Task objective:
Repeat every record below exactly, leaving out the pictures.

%%

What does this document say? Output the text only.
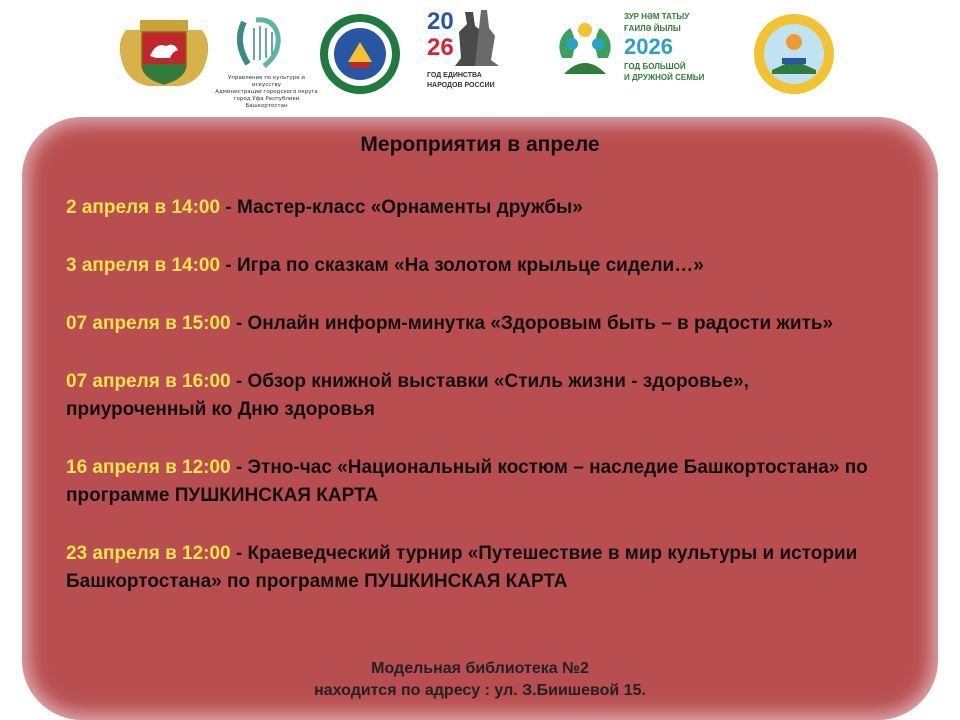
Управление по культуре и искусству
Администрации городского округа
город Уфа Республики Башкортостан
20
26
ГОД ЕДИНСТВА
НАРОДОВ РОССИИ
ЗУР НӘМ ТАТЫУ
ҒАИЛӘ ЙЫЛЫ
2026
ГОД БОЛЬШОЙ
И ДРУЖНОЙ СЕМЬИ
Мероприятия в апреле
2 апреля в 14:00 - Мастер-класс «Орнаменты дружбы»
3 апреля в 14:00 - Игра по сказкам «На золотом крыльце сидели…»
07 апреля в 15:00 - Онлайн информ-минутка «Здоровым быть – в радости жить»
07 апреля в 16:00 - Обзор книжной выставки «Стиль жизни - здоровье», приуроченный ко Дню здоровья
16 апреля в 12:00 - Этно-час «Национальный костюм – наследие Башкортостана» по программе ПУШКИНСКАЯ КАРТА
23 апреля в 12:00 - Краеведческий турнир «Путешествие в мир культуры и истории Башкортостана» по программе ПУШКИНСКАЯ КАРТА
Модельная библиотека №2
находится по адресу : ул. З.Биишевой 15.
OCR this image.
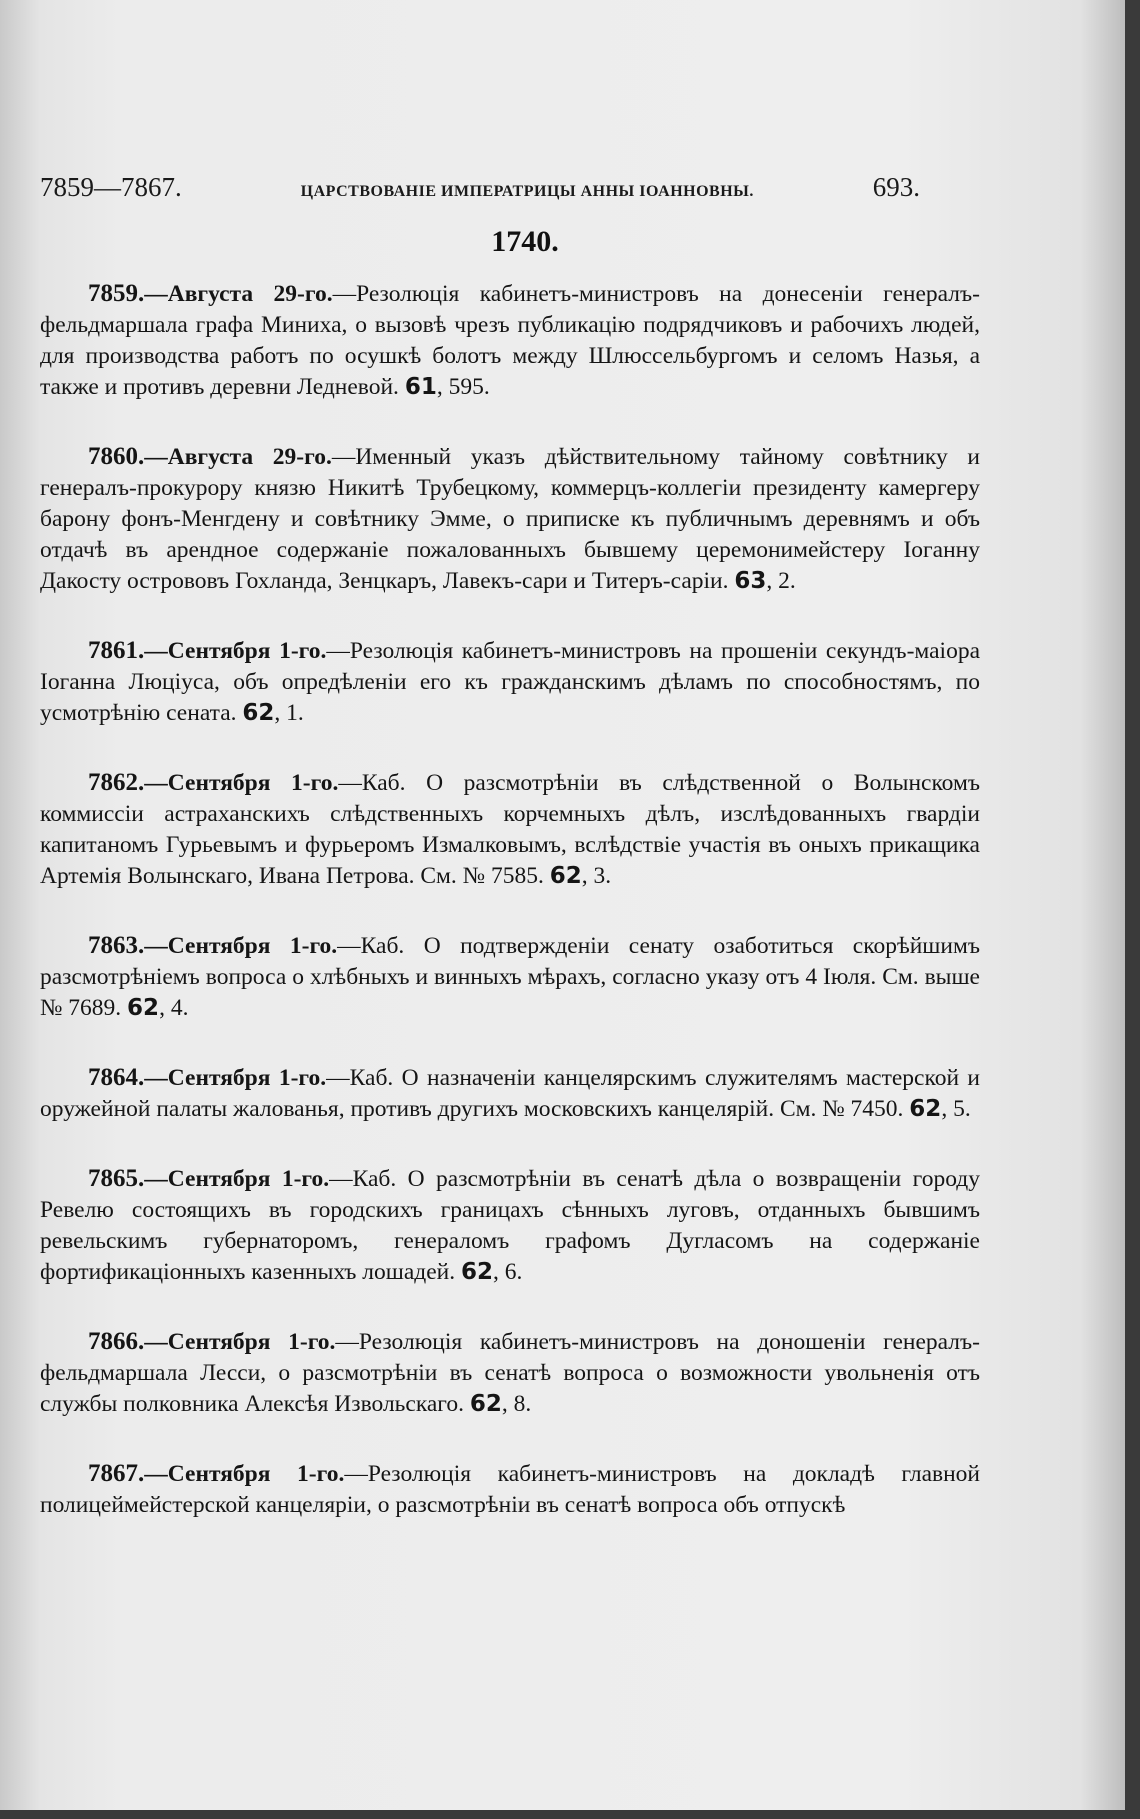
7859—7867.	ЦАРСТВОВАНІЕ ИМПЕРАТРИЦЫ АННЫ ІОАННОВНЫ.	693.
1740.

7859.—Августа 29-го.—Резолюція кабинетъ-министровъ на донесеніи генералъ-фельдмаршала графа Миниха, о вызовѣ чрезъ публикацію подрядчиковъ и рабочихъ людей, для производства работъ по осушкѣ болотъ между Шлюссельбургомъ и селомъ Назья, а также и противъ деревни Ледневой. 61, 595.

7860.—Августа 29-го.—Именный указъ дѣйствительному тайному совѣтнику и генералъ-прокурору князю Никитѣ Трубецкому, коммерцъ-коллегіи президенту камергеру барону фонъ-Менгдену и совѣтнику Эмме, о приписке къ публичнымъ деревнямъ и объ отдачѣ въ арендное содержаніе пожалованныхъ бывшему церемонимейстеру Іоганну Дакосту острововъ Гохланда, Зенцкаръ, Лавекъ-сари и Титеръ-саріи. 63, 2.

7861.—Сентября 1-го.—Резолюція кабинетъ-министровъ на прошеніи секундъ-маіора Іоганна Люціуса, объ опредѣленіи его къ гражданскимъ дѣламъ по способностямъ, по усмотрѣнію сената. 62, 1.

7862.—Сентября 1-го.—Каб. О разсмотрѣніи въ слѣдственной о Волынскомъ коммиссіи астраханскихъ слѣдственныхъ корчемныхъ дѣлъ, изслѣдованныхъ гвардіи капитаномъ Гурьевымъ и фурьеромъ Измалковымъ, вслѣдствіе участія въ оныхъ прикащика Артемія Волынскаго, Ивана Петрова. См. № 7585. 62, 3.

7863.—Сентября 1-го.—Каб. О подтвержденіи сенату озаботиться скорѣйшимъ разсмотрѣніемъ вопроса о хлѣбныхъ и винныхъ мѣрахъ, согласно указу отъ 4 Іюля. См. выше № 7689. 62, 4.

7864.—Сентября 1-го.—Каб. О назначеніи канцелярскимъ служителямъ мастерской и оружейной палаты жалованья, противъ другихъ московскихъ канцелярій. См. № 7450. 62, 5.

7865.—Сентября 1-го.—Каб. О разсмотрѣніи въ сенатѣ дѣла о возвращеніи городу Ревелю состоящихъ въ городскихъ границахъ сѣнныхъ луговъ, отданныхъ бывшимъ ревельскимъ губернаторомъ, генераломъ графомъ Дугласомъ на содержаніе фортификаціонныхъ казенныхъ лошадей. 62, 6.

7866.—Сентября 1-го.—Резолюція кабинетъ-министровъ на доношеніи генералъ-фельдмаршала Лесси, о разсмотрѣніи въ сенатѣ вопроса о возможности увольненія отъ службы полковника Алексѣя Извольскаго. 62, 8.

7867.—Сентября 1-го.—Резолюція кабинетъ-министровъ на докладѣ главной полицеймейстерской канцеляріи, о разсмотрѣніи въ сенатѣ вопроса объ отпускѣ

%%

Response:
What does this document say? Output the text only.
Управление по культуре и искусству
Администрации городского округа
город Уфа Республики Башкортостан
20
26
ГОД ЕДИНСТВА
НАРОДОВ РОССИИ
ЗУР НӘМ ТАТЫУ
ҒАИЛӘ ЙЫЛЫ
2026
ГОД БОЛЬШОЙ
И ДРУЖНОЙ СЕМЬИ
Мероприятия в апреле
2 апреля в 14:00 - Мастер-класс «Орнаменты дружбы»
3 апреля в 14:00 - Игра по сказкам «На золотом крыльце сидели…»
07 апреля в 15:00 - Онлайн информ-минутка «Здоровым быть – в радости жить»
07 апреля в 16:00 - Обзор книжной выставки «Стиль жизни - здоровье», приуроченный ко Дню здоровья
16 апреля в 12:00 - Этно-час «Национальный костюм – наследие Башкортостана» по программе ПУШКИНСКАЯ КАРТА
23 апреля в 12:00 - Краеведческий турнир «Путешествие в мир культуры и истории Башкортостана» по программе ПУШКИНСКАЯ КАРТА
Модельная библиотека №2
находится по адресу : ул. З.Биишевой 15.
OCR this image.
7859—7867.	ЦАРСТВОВАНІЕ ИМПЕРАТРИЦЫ АННЫ ІОАННОВНЫ.	693.
1740.

7859.—Августа 29-го.—Резолюція кабинетъ-министровъ на донесеніи генералъ-фельдмаршала графа Миниха, о вызовѣ чрезъ публикацію подрядчиковъ и рабочихъ людей, для производства работъ по осушкѣ болотъ между Шлюссельбургомъ и селомъ Назья, а также и противъ деревни Ледневой. 61, 595.

7860.—Августа 29-го.—Именный указъ дѣйствительному тайному совѣтнику и генералъ-прокурору князю Никитѣ Трубецкому, коммерцъ-коллегіи президенту камергеру барону фонъ-Менгдену и совѣтнику Эмме, о приписке къ публичнымъ деревнямъ и объ отдачѣ въ арендное содержаніе пожалованныхъ бывшему церемонимейстеру Іоганну Дакосту острововъ Гохланда, Зенцкаръ, Лавекъ-сари и Титеръ-саріи. 63, 2.

7861.—Сентября 1-го.—Резолюція кабинетъ-министровъ на прошеніи секундъ-маіора Іоганна Люціуса, объ опредѣленіи его къ гражданскимъ дѣламъ по способностямъ, по усмотрѣнію сената. 62, 1.

7862.—Сентября 1-го.—Каб. О разсмотрѣніи въ слѣдственной о Волынскомъ коммиссіи астраханскихъ слѣдственныхъ корчемныхъ дѣлъ, изслѣдованныхъ гвардіи капитаномъ Гурьевымъ и фурьеромъ Измалковымъ, вслѣдствіе участія въ оныхъ прикащика Артемія Волынскаго, Ивана Петрова. См. № 7585. 62, 3.

7863.—Сентября 1-го.—Каб. О подтвержденіи сенату озаботиться скорѣйшимъ разсмотрѣніемъ вопроса о хлѣбныхъ и винныхъ мѣрахъ, согласно указу отъ 4 Іюля. См. выше № 7689. 62, 4.

7864.—Сентября 1-го.—Каб. О назначеніи канцелярскимъ служителямъ мастерской и оружейной палаты жалованья, противъ другихъ московскихъ канцелярій. См. № 7450. 62, 5.

7865.—Сентября 1-го.—Каб. О разсмотрѣніи въ сенатѣ дѣла о возвращеніи городу Ревелю состоящихъ въ городскихъ границахъ сѣнныхъ луговъ, отданныхъ бывшимъ ревельскимъ губернаторомъ, генераломъ графомъ Дугласомъ на содержаніе фортификаціонныхъ казенныхъ лошадей. 62, 6.

7866.—Сентября 1-го.—Резолюція кабинетъ-министровъ на доношеніи генералъ-фельдмаршала Лесси, о разсмотрѣніи въ сенатѣ вопроса о возможности увольненія отъ службы полковника Алексѣя Извольскаго. 62, 8.

7867.—Сентября 1-го.—Резолюція кабинетъ-министровъ на докладѣ главной полицеймейстерской канцеляріи, о разсмотрѣніи въ сенатѣ вопроса объ отпускѣ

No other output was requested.